* _PROBLEM TO WORK ON_: Write the number of lines holding the word "April", and nothing else.

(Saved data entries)
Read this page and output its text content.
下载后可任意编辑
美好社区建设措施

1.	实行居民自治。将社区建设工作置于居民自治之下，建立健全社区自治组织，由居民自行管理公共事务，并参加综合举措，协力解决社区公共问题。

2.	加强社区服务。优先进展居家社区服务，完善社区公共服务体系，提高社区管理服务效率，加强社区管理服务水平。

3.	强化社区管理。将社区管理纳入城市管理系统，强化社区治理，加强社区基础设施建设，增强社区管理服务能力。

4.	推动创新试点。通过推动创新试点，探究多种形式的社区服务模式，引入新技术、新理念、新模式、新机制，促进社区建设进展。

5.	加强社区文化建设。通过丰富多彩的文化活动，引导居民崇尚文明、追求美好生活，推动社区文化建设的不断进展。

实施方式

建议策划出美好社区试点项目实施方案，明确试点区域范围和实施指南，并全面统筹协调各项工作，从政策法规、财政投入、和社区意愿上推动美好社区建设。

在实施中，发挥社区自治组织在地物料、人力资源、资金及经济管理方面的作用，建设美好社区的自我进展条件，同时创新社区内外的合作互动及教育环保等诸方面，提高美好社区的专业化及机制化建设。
* * *
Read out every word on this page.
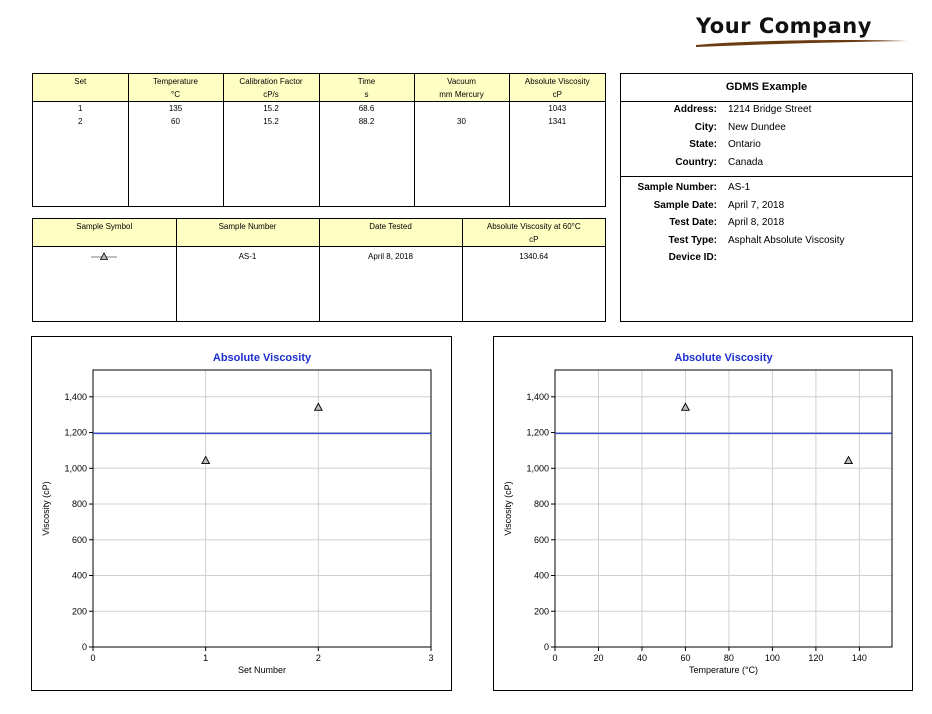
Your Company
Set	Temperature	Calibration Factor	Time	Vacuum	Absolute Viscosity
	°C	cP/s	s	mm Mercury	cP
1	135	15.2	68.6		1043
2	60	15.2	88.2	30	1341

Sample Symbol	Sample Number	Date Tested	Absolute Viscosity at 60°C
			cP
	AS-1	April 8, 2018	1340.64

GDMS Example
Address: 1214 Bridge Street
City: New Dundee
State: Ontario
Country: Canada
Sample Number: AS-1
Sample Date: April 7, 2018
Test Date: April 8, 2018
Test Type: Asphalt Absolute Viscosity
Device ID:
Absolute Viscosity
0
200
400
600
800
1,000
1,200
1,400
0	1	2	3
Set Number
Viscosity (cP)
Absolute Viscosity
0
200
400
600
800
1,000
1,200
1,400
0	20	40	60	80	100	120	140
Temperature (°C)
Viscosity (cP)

* _RESULT_: 3